Figure dataset records
= = = =

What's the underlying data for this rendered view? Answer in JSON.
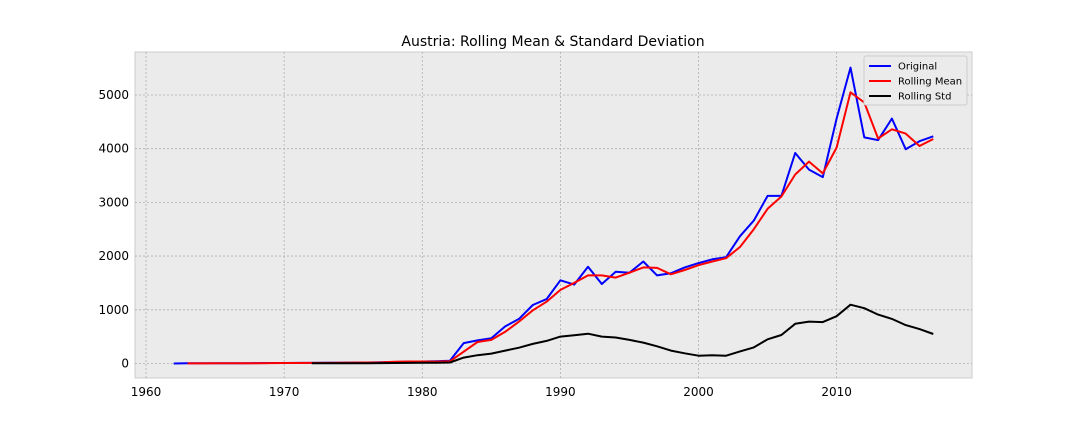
{
  "chart_data": {
    "type": "line",
    "title": "Austria: Rolling Mean & Standard Deviation",
    "xlabel": "",
    "ylabel": "",
    "xlim": [
      1959.2,
      2019.8
    ],
    "ylim": [
      -270,
      5800
    ],
    "xticks": [
      1960,
      1970,
      1980,
      1990,
      2000,
      2010
    ],
    "yticks": [
      0,
      1000,
      2000,
      3000,
      4000,
      5000
    ],
    "grid": true,
    "legend_position": "top-right",
    "series": [
      {
        "name": "Original",
        "color": "#0000ff",
        "points": [
          [
            1962,
            0
          ],
          [
            1963,
            3
          ],
          [
            1964,
            3
          ],
          [
            1965,
            4
          ],
          [
            1966,
            5
          ],
          [
            1967,
            6
          ],
          [
            1968,
            7
          ],
          [
            1969,
            9
          ],
          [
            1970,
            10
          ],
          [
            1971,
            11
          ],
          [
            1972,
            12
          ],
          [
            1973,
            13
          ],
          [
            1974,
            15
          ],
          [
            1975,
            17
          ],
          [
            1976,
            19
          ],
          [
            1977,
            22
          ],
          [
            1978,
            28
          ],
          [
            1979,
            33
          ],
          [
            1980,
            38
          ],
          [
            1981,
            42
          ],
          [
            1982,
            50
          ],
          [
            1983,
            380
          ],
          [
            1984,
            430
          ],
          [
            1985,
            470
          ],
          [
            1986,
            690
          ],
          [
            1987,
            830
          ],
          [
            1988,
            1090
          ],
          [
            1989,
            1200
          ],
          [
            1990,
            1550
          ],
          [
            1991,
            1470
          ],
          [
            1992,
            1800
          ],
          [
            1993,
            1480
          ],
          [
            1994,
            1710
          ],
          [
            1995,
            1690
          ],
          [
            1996,
            1900
          ],
          [
            1997,
            1640
          ],
          [
            1998,
            1680
          ],
          [
            1999,
            1790
          ],
          [
            2000,
            1870
          ],
          [
            2001,
            1940
          ],
          [
            2002,
            1980
          ],
          [
            2003,
            2370
          ],
          [
            2004,
            2660
          ],
          [
            2005,
            3120
          ],
          [
            2006,
            3120
          ],
          [
            2007,
            3920
          ],
          [
            2008,
            3610
          ],
          [
            2009,
            3470
          ],
          [
            2010,
            4560
          ],
          [
            2011,
            5510
          ],
          [
            2012,
            4210
          ],
          [
            2013,
            4160
          ],
          [
            2014,
            4560
          ],
          [
            2015,
            3990
          ],
          [
            2016,
            4140
          ],
          [
            2017,
            4230
          ]
        ]
      },
      {
        "name": "Rolling Mean",
        "color": "#ff0000",
        "points": [
          [
            1963,
            2
          ],
          [
            1964,
            2
          ],
          [
            1965,
            3
          ],
          [
            1966,
            4
          ],
          [
            1967,
            5
          ],
          [
            1968,
            6
          ],
          [
            1969,
            8
          ],
          [
            1970,
            9
          ],
          [
            1971,
            10
          ],
          [
            1972,
            11
          ],
          [
            1973,
            12
          ],
          [
            1974,
            14
          ],
          [
            1975,
            16
          ],
          [
            1976,
            18
          ],
          [
            1977,
            20
          ],
          [
            1978,
            33
          ],
          [
            1979,
            37
          ],
          [
            1980,
            38
          ],
          [
            1981,
            36
          ],
          [
            1982,
            41
          ],
          [
            1983,
            220
          ],
          [
            1984,
            400
          ],
          [
            1985,
            440
          ],
          [
            1986,
            590
          ],
          [
            1987,
            780
          ],
          [
            1988,
            990
          ],
          [
            1989,
            1150
          ],
          [
            1990,
            1370
          ],
          [
            1991,
            1500
          ],
          [
            1992,
            1640
          ],
          [
            1993,
            1640
          ],
          [
            1994,
            1600
          ],
          [
            1995,
            1690
          ],
          [
            1996,
            1790
          ],
          [
            1997,
            1780
          ],
          [
            1998,
            1660
          ],
          [
            1999,
            1740
          ],
          [
            2000,
            1830
          ],
          [
            2001,
            1900
          ],
          [
            2002,
            1960
          ],
          [
            2003,
            2170
          ],
          [
            2004,
            2500
          ],
          [
            2005,
            2880
          ],
          [
            2006,
            3110
          ],
          [
            2007,
            3520
          ],
          [
            2008,
            3760
          ],
          [
            2009,
            3540
          ],
          [
            2010,
            4020
          ],
          [
            2011,
            5050
          ],
          [
            2012,
            4860
          ],
          [
            2013,
            4190
          ],
          [
            2014,
            4360
          ],
          [
            2015,
            4280
          ],
          [
            2016,
            4050
          ],
          [
            2017,
            4180
          ]
        ]
      },
      {
        "name": "Rolling Std",
        "color": "#000000",
        "points": [
          [
            1972,
            4
          ],
          [
            1973,
            4
          ],
          [
            1974,
            5
          ],
          [
            1975,
            5
          ],
          [
            1976,
            6
          ],
          [
            1977,
            7
          ],
          [
            1978,
            9
          ],
          [
            1979,
            12
          ],
          [
            1980,
            14
          ],
          [
            1981,
            15
          ],
          [
            1982,
            18
          ],
          [
            1983,
            110
          ],
          [
            1984,
            155
          ],
          [
            1985,
            185
          ],
          [
            1986,
            240
          ],
          [
            1987,
            295
          ],
          [
            1988,
            365
          ],
          [
            1989,
            420
          ],
          [
            1990,
            500
          ],
          [
            1991,
            525
          ],
          [
            1992,
            555
          ],
          [
            1993,
            500
          ],
          [
            1994,
            485
          ],
          [
            1995,
            440
          ],
          [
            1996,
            390
          ],
          [
            1997,
            320
          ],
          [
            1998,
            240
          ],
          [
            1999,
            190
          ],
          [
            2000,
            145
          ],
          [
            2001,
            155
          ],
          [
            2002,
            145
          ],
          [
            2003,
            225
          ],
          [
            2004,
            300
          ],
          [
            2005,
            450
          ],
          [
            2006,
            530
          ],
          [
            2007,
            740
          ],
          [
            2008,
            780
          ],
          [
            2009,
            770
          ],
          [
            2010,
            880
          ],
          [
            2011,
            1095
          ],
          [
            2012,
            1030
          ],
          [
            2013,
            910
          ],
          [
            2014,
            830
          ],
          [
            2015,
            715
          ],
          [
            2016,
            640
          ],
          [
            2017,
            550
          ]
        ]
      }
    ]
  }
}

= = = =

**WORK REQUIRED:**
Report every line containing the word "name" from the listing above.

**FULL SOLUTION:**
        "name": "Original",
        "name": "Rolling Mean",
        "name": "Rolling Std",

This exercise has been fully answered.